● **DATA TO PROCESS**
_ _ _ _
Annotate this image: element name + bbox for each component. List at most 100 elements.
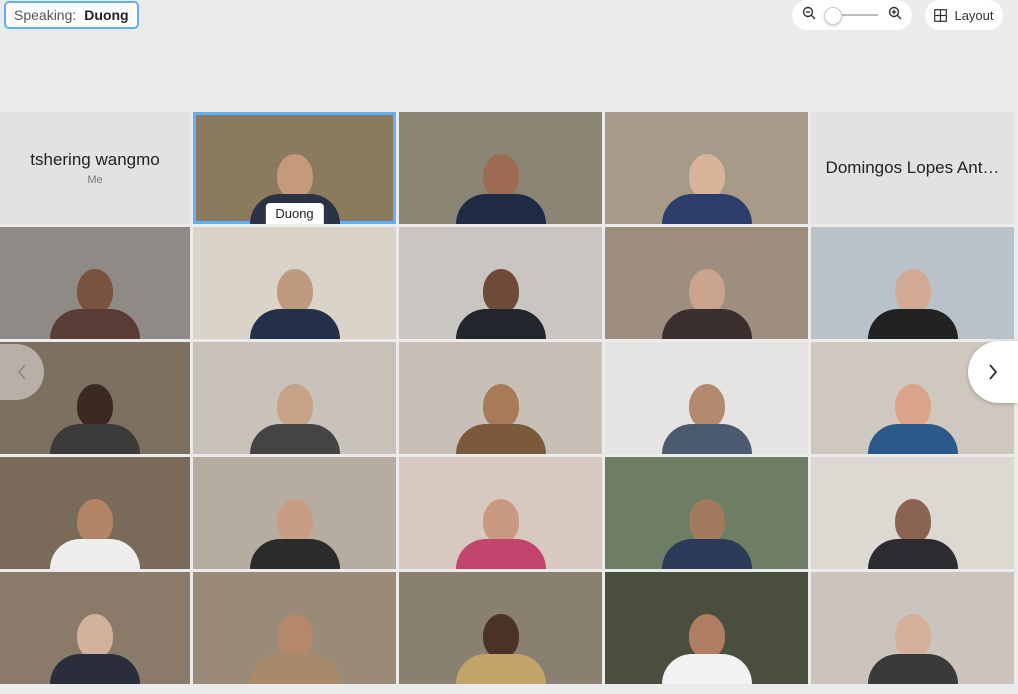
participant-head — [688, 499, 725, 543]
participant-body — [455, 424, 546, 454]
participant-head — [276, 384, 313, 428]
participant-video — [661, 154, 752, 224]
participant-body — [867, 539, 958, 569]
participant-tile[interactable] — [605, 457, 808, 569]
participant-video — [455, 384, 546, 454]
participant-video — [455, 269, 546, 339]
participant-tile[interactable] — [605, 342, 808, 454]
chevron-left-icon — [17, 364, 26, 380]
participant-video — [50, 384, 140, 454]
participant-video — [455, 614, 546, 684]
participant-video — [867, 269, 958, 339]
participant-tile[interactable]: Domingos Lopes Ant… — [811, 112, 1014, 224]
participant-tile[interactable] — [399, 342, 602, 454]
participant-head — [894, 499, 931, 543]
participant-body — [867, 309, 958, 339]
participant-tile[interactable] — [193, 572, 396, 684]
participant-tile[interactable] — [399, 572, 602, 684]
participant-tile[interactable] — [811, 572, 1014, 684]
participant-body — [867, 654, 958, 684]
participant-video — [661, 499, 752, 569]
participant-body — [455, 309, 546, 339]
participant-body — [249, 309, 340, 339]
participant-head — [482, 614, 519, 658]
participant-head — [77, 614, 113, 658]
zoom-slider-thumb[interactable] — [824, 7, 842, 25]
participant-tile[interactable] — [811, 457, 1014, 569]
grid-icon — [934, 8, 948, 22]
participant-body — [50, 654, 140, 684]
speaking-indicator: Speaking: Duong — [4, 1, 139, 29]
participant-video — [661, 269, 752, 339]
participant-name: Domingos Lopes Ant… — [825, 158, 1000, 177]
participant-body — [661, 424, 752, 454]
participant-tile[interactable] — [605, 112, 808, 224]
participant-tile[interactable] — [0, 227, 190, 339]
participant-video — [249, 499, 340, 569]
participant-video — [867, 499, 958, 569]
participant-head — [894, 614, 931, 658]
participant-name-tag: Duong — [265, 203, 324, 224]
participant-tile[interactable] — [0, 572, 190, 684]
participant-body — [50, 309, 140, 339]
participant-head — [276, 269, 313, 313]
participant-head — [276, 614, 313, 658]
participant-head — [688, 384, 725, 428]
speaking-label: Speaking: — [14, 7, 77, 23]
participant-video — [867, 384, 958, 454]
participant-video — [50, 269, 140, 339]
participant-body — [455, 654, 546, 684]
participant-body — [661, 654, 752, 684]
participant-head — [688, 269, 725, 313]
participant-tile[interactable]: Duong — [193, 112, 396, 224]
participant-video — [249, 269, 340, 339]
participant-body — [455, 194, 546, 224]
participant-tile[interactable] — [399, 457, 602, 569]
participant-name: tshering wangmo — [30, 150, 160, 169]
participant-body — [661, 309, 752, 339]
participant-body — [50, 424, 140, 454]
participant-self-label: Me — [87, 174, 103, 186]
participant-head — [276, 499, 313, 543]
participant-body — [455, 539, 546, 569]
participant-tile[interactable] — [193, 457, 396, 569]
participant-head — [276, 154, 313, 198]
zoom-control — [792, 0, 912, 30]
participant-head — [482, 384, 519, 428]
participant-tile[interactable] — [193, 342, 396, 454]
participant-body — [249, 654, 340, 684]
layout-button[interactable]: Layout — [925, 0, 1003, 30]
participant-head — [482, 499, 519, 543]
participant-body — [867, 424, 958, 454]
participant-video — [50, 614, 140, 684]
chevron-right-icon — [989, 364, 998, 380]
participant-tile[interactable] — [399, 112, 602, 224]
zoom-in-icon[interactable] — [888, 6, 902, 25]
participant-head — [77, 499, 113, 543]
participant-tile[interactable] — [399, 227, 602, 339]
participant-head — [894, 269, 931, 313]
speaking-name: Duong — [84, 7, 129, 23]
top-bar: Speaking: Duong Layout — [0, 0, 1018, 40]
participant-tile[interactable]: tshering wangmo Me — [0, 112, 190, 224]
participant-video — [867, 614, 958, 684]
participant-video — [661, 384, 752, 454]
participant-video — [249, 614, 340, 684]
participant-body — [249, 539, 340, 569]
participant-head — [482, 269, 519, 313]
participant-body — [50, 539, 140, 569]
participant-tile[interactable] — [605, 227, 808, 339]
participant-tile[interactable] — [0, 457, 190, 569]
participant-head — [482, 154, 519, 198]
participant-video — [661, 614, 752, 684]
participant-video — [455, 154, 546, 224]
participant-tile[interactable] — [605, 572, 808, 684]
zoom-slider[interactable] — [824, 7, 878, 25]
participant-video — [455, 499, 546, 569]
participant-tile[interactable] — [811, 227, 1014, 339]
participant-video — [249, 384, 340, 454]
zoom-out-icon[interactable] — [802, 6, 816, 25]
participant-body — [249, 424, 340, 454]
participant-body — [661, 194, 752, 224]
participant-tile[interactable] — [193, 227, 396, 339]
_ _ _ _
● **DO THIS**
Format every line of the records above as a Markdown table with the columns Row and Line, numbering the rows and skipping blank lines. Leave the pictures out.

● **WRITTEN REPLY**
| Row | Line |
|---|---|
| 1 | Annotate this image: element name + bbox for each component. List at most 100 elements. |
| 2 | participant-head — [688, 499, 725, 543] |
| 3 | participant-body — [455, 424, 546, 454] |
| 4 | participant-head — [276, 384, 313, 428] |
| 5 | participant-video — [661, 154, 752, 224] |
| 6 | participant-body — [867, 539, 958, 569] |
| 7 | participant-tile[interactable] — [605, 457, 808, 569] |
| 8 | participant-video — [455, 384, 546, 454] |
| 9 | participant-video — [455, 269, 546, 339] |
| 10 | participant-tile[interactable] — [605, 342, 808, 454] |
| 11 | chevron-left-icon — [17, 364, 26, 380] |
| 12 | participant-video — [50, 384, 140, 454] |
| 13 | participant-video — [455, 614, 546, 684] |
| 14 | participant-video — [867, 269, 958, 339] |
| 15 | participant-tile[interactable]: Domingos Lopes Ant… — [811, 112, 1014, 224] |
| 16 | participant-tile[interactable] — [399, 342, 602, 454] |
| 17 | participant-head — [894, 499, 931, 543] |
| 18 | participant-body — [867, 309, 958, 339] |
| 19 | participant-tile[interactable] — [193, 572, 396, 684] |
| 20 | participant-tile[interactable] — [399, 572, 602, 684] |
| 21 | participant-tile[interactable] — [811, 572, 1014, 684] |
| 22 | participant-body — [867, 654, 958, 684] |
| 23 | participant-video — [661, 499, 752, 569] |
| 24 | participant-body — [455, 309, 546, 339] |
| 25 | participant-body — [249, 309, 340, 339] |
| 26 | participant-head — [482, 614, 519, 658] |
| 27 | participant-head — [77, 614, 113, 658] |
| 28 | zoom-slider-thumb[interactable] — [824, 7, 842, 25] |
| 29 | participant-tile[interactable] — [811, 457, 1014, 569] |
| 30 | grid-icon — [934, 8, 948, 22] |
| 31 | participant-body — [50, 654, 140, 684] |
| 32 | speaking-indicator: Speaking: Duong — [4, 1, 139, 29] |
| 33 | participant-video — [661, 269, 752, 339] |
| 34 | participant-name: Domingos Lopes Ant… — [825, 158, 1000, 177] |
| 35 | participant-body — [661, 424, 752, 454] |
| 36 | participant-tile[interactable] — [605, 112, 808, 224] |
| 37 | participant-tile[interactable] — [0, 227, 190, 339] |
| 38 | participant-video — [249, 499, 340, 569] |
| 39 | participant-video — [867, 499, 958, 569] |
| 40 | participant-head — [894, 614, 931, 658] |
| 41 | participant-name-tag: Duong — [265, 203, 324, 224] |
| 42 | participant-tile[interactable] — [0, 572, 190, 684] |
| 43 | participant-body — [50, 309, 140, 339] |
| 44 | participant-head — [276, 269, 313, 313] |
| 45 | participant-head — [276, 614, 313, 658] |
| 46 | participant-head — [688, 384, 725, 428] |
| 47 | speaking-label: Speaking: — [14, 7, 77, 23] |
| 48 | participant-video — [867, 384, 958, 454] |
| 49 | participant-video — [50, 269, 140, 339] |
| 50 | participant-body — [455, 654, 546, 684] |
| 51 | participant-body — [661, 654, 752, 684] |
| 52 | participant-head — [688, 269, 725, 313] |
| 53 | participant-tile[interactable]: Duong — [193, 112, 396, 224] |
| 54 | participant-video — [249, 269, 340, 339] |
| 55 | participant-body — [455, 194, 546, 224] |
| 56 | participant-tile[interactable] — [399, 457, 602, 569] |
| 57 | participant-name: tshering wangmo — [30, 150, 160, 169] |
| 58 | participant-body — [661, 309, 752, 339] |
| 59 | participant-body — [50, 424, 140, 454] |
| 60 | participant-self-label: Me — [87, 174, 103, 186] |
| 61 | participant-head — [276, 499, 313, 543] |
| 62 | participant-body — [455, 539, 546, 569] |
| 63 | participant-tile[interactable] — [193, 457, 396, 569] |
| 64 | participant-head — [276, 154, 313, 198] |
| 65 | zoom-control — [792, 0, 912, 30] |
| 66 | participant-head — [482, 384, 519, 428] |
| 67 | participant-tile[interactable] — [193, 342, 396, 454] |
| 68 | participant-body — [249, 654, 340, 684] |
| 69 | layout-button[interactable]: Layout — [925, 0, 1003, 30] |
| 70 | participant-head — [482, 499, 519, 543] |
| 71 | participant-body — [867, 424, 958, 454] |
| 72 | participant-video — [50, 614, 140, 684] |
| 73 | chevron-right-icon — [989, 364, 998, 380] |
| 74 | participant-tile[interactable] — [399, 112, 602, 224] |
| 75 | zoom-in-icon[interactable] — [888, 6, 902, 25] |
| 76 | participant-head — [77, 499, 113, 543] |
| 77 | participant-tile[interactable] — [399, 227, 602, 339] |
| 78 | participant-head — [894, 269, 931, 313] |
| 79 | speaking-name: Duong — [84, 7, 129, 23] |
| 80 | top-bar: Speaking: Duong Layout — [0, 0, 1018, 40] |
| 81 | participant-tile[interactable]: tshering wangmo Me — [0, 112, 190, 224] |
| 82 | participant-video — [867, 614, 958, 684] |
| 83 | participant-video — [661, 384, 752, 454] |
| 84 | participant-video — [249, 614, 340, 684] |
| 85 | participant-body — [249, 539, 340, 569] |
| 86 | participant-head — [482, 269, 519, 313] |
| 87 | participant-body — [50, 539, 140, 569] |
| 88 | participant-tile[interactable] — [605, 227, 808, 339] |
| 89 | participant-tile[interactable] — [0, 457, 190, 569] |
| 90 | participant-head — [482, 154, 519, 198] |
| 91 | participant-video — [661, 614, 752, 684] |
| 92 | participant-video — [455, 154, 546, 224] |
| 93 | participant-tile[interactable] — [605, 572, 808, 684] |
| 94 | zoom-slider[interactable] — [824, 7, 878, 25] |
| 95 | participant-video — [455, 499, 546, 569] |
| 96 | participant-tile[interactable] — [811, 227, 1014, 339] |
| 97 | participant-video — [249, 384, 340, 454] |
| 98 | zoom-out-icon[interactable] — [802, 6, 816, 25] |
| 99 | participant-body — [249, 424, 340, 454] |
| 100 | participant-body — [661, 194, 752, 224] |
| 101 | participant-tile[interactable] — [193, 227, 396, 339] |